» **TEXT SEGMENT**
..........

Wed, 9th Sep 2020 09:24

* Ryanair cuts traffic goal on COVID resurgence

* Move follows easyJet, Wizz Air cutbacks

* Well-funded low-cost carriers at advantage - analysts
(Adds detail, comments, background)

By Conor Humphries and Laurence Frost

DUBLIN/PARIS, Sept 9 (Reuters) - Ryanair slashed its
annual passenger target by another 10 million on Wednesday,
becoming the latest European airline to signal more capacity
cuts as resurgent COVID-19 infections and travel restrictions
dent recovery hopes.

"The winter of 2020 will be a write-off," Ryanair Group
Chief Executive Michael O'Leary predicted in an interview.
Europe's biggest low-cost carrier is preparing to close some
bases and shrink others, he told Reuters.

Airlines have blamed an uneven patchwork of travel
restrictions and quarantine rules across Europe for a stop-go
recovery that has proven tougher than many expected.

Ryanair's low-cost rival easyJet, already cutting
4,500 jobs and closing three UK bases, further reduced its
flying schedule for the current quarter on Tuesday.

And Wizz Air, which had touted an aggressive push
for market share and even a new London Gatwick base, last week
scaled down operations for the current quarter to 60% of
capacity from the previously expected 80%.

Overall, September short-haul schedules have been cut to 43%
of European capacity from 47.6% in August, Barclays analyst
Rishika Savjani said - and that only tells part of the story.

"We think demand is tracking below these levels, and
therefore we'd expect weaker load factors and weaker pricing for
the quarter," Savjani said in a Tuesday note, referring to a key
metric for the proportion of aircraft seats filled.

"Pricing is going to be aggressively down" in coming months,
the Ryanair boss said. O'Leary was among the first CEOs to warn
of a virus-induced price war in comments since borne out by a
recovering Chinese market, where some carriers now offer
all-you-can-fly deals.

..........

(Items from a dataset)

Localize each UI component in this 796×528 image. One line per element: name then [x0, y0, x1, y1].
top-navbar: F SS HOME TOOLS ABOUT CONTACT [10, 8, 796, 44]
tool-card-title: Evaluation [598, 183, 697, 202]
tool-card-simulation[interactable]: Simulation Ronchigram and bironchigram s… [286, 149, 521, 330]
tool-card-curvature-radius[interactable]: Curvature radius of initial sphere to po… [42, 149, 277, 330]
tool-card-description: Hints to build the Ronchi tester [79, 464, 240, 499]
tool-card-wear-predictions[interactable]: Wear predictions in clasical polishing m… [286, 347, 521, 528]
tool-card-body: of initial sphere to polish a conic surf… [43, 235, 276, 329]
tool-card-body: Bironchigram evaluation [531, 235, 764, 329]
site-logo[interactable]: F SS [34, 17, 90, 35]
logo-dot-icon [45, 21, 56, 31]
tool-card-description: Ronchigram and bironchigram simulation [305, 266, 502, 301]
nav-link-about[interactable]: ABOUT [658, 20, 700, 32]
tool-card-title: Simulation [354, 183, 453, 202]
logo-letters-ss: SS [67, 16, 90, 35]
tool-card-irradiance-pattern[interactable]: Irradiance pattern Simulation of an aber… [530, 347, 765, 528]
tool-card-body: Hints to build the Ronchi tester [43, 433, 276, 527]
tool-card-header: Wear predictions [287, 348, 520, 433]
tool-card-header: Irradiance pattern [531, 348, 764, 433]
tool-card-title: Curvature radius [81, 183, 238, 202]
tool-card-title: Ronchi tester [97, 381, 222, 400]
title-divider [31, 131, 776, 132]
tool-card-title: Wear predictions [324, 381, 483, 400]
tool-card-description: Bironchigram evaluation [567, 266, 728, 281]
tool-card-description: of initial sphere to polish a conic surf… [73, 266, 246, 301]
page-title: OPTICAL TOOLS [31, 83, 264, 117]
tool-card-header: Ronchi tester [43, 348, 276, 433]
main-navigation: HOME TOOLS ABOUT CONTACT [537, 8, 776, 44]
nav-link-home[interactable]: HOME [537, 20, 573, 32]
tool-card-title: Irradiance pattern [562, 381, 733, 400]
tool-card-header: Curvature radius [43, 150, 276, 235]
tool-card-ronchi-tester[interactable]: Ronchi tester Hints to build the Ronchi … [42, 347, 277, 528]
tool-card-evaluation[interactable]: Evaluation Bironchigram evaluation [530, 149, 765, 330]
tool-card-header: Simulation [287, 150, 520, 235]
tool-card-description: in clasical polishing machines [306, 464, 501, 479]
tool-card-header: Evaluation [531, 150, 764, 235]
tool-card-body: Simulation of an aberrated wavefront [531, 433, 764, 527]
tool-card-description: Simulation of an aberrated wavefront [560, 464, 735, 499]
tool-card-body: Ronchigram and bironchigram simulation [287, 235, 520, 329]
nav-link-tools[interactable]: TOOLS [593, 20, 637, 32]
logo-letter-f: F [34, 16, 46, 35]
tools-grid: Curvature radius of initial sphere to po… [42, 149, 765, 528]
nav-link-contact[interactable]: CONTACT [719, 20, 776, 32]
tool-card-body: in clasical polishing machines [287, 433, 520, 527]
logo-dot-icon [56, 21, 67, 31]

..........

» **ASSIGNMENT 1**
In the Ryanair article, why does the Barclays analyst expect weaker load factors and weaker pricing for the quarter?
» **ASSIGNMENT 2**
According to the Ryanair article, to what share of capacity did Wizz Air scale down operations for the current quarter?

» **WRITTEN RESPONSE 1**
She thinks demand is tracking below the scheduled levels, which are September short-haul schedules cut to 43% of European capacity. So fewer seats will be filled and prices will be weaker.

» **WRITTEN RESPONSE 2**
60% of capacity, down from the previously expected 80%.